**ПРЕДОСТАВЛЕННЫЙ ОТРЫВОК**
● ● ● ● ● ● ●

Но в случае лечения диссеминированных больных после прогрессирования, лечение, как правило, проводится либо пока оно эффективно, либо до непереносимой токсичности. То есть, как правило, это намного больше, чем 3-4 курса, на которые мы закладываемся при назначении предоперационной иммунохимиотерапии.
Поэтому намного выгоднее определить группу пациентов, которым мы можем провести предоперационную терапию и с большей вероятностью избавиться от рецидива болезни.
Таким образом вроде бы мы на старте тратим больше средств на лекарственное обеспечение, но мы закладываем себе лучшие результаты и отсутствие необходимости в дальнейшем возвращаться к этому дорогостоящему виду лечения, которое будет наверняка более длительным, чем исходно.
Если мы пытаемся выйти на истинно персонализированный подход к лечению, нам необходимы не только понимание распространенности опухолевого процесса, но и морфологический портрет опухоли, и целая палитра нюансов соматического статуса пациента, молекулярно-генетические особенности злокачественного новообразования, которые возникли у конкретного заболевшего.
Если мы не учтем какой-то из перечисленных параметров, это снизит нашу эффективность. А помочь здесь могут морфологи и генетики, которые должны дать ответы на интересующие нас вопросы.

● ● ● ● ● ● ●

**УЧЕБНЫЙ МАТЕРИАЛ**
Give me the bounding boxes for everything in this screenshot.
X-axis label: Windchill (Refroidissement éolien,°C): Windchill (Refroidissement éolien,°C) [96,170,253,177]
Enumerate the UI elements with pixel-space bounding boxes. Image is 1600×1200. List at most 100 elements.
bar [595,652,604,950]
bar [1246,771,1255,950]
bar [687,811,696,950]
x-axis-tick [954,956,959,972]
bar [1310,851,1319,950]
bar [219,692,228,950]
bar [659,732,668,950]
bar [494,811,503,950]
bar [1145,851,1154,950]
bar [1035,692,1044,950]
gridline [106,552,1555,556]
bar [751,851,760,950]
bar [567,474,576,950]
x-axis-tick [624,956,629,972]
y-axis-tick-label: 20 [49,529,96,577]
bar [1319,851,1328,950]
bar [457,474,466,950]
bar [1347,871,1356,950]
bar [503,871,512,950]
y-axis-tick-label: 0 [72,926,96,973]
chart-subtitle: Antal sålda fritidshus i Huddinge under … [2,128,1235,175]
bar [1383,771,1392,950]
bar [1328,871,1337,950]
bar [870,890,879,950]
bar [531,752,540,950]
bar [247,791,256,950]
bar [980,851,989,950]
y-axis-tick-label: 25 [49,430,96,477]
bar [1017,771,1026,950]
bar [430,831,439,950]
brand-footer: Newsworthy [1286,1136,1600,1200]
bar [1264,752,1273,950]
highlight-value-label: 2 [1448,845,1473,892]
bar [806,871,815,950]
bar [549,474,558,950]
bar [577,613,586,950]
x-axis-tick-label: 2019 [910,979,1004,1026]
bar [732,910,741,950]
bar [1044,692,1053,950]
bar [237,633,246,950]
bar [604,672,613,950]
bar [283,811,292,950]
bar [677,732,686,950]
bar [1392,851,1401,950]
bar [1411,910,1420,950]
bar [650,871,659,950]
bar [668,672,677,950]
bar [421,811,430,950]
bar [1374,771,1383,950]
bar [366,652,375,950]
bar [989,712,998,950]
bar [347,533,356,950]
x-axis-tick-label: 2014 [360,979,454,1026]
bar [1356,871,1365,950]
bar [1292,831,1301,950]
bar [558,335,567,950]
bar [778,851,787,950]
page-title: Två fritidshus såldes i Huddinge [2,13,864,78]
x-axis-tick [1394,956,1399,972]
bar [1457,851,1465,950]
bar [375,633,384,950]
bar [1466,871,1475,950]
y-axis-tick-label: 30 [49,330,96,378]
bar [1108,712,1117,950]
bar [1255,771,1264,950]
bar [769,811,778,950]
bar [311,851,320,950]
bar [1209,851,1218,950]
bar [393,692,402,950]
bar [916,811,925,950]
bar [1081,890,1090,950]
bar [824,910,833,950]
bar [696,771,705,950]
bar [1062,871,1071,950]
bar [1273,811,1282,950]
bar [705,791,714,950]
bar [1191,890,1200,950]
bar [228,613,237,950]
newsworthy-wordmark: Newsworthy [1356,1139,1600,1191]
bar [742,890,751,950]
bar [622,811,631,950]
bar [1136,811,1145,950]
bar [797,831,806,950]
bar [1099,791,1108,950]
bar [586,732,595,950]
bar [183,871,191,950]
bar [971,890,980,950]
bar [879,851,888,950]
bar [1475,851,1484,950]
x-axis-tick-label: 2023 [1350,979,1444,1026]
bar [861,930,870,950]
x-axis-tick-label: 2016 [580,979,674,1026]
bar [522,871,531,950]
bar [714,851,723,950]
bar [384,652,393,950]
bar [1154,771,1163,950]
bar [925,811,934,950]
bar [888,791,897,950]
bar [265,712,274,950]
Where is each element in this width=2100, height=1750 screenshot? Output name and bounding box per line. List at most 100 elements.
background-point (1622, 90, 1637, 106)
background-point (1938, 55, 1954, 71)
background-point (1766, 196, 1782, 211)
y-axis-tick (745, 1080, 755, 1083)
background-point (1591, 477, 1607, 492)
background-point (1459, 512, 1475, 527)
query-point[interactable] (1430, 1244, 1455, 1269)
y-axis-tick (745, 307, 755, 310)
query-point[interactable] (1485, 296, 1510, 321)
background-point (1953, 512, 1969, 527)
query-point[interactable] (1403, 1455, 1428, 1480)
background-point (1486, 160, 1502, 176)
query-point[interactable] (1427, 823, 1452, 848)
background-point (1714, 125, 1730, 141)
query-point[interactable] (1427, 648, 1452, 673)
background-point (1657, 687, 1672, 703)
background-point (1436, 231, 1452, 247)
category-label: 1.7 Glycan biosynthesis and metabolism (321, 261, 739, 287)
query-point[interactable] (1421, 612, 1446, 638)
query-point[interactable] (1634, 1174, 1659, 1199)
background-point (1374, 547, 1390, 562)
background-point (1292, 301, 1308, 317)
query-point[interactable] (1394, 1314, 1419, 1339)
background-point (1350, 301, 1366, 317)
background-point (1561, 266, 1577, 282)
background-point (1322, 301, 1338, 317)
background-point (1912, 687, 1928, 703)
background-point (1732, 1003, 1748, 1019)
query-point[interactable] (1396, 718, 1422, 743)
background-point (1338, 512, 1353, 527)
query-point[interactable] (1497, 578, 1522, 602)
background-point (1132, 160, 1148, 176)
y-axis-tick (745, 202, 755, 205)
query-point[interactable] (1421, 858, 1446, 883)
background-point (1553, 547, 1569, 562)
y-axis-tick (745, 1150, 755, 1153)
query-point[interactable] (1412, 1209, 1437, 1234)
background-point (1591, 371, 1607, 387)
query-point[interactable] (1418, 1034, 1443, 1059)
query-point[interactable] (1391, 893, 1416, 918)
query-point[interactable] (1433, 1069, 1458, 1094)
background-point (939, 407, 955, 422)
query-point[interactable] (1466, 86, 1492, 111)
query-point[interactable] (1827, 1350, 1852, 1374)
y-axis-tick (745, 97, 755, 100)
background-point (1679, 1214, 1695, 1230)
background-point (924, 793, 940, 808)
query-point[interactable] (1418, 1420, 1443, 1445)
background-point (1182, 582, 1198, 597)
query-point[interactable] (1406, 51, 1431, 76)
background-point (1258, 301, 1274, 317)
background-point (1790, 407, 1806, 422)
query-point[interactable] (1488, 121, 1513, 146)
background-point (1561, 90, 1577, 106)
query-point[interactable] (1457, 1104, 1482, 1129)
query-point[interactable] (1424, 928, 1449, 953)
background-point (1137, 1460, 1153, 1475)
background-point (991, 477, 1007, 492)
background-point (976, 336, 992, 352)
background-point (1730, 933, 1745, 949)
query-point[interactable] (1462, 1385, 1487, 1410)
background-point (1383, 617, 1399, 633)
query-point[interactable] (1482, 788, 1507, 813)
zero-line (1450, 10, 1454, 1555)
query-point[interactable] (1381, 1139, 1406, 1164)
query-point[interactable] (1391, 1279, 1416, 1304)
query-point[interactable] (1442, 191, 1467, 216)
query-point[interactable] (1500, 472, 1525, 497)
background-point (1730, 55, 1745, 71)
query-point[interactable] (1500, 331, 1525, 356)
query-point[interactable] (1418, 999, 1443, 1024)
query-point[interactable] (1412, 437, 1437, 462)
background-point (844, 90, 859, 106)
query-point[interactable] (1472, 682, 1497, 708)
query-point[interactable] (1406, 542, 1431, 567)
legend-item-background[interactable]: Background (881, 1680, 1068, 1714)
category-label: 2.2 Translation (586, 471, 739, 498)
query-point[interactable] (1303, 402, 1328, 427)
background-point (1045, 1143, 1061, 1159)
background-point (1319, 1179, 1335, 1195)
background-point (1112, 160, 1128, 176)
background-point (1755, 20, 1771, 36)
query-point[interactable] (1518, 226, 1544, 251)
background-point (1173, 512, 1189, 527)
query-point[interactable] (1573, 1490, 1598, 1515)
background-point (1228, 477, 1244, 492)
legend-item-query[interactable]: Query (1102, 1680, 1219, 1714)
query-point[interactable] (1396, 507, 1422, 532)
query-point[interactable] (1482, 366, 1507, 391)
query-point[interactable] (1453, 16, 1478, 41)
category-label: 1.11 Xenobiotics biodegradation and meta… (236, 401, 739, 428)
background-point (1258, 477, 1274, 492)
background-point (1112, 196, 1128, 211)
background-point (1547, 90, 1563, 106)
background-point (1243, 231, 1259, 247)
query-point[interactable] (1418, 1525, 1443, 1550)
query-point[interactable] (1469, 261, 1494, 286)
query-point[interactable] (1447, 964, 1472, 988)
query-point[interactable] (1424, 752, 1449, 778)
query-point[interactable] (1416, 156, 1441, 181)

● ● ● ● ● ● ●

**ЗАДАНИЯ ДЛЯ ВЫПОЛНЕНИЯ**
1. Сколько курсов, согласно отрывку, обычно закладывается при назначении предоперационной иммунохимиотерапии?
2. Обновите фрагмент отрывка, начиная со слов «Если мы пытаемся» и продолжая до слов «у конкретного заболевшего.», заменив «морфологический портрет» на «морфологическое описание».
3. Определите, соответствуют ли отрывку утверждения (а), (б) и (в). Для каждого ответьте «да» или «нет» и приведите решающие слова отрывка в точной цитате.
(а) Лечение диссеминированных больных после прогрессирования обычно ограничивается 3-4 курсами.
(б) Морфологи и генетики могут помочь учесть нужные параметры.
(в) При предоперационной терапии на старте тратится меньше средств на лекарственное обеспечение.

**ОТВЕТЫ ПО НОМЕРАМ**
1. Закладывается 3-4 курса.

2.
Если мы пытаемся выйти на истинно персонализированный подход к лечению, нам необходимы не только понимание распространенности опухолевого процесса, но и морфологическое описание опухоли, и целая палитра нюансов соматического статуса пациента, молекулярно-генетические особенности злокачественного новообразования, которые возникли у конкретного заболевшего.

3.
(а) Нет: «как правило, это намного больше, чем 3-4 курса».
(б) Да: «А помочь здесь могут морфологи и генетики».
(в) Нет: «вроде бы мы на старте тратим больше средств на лекарственное обеспечение».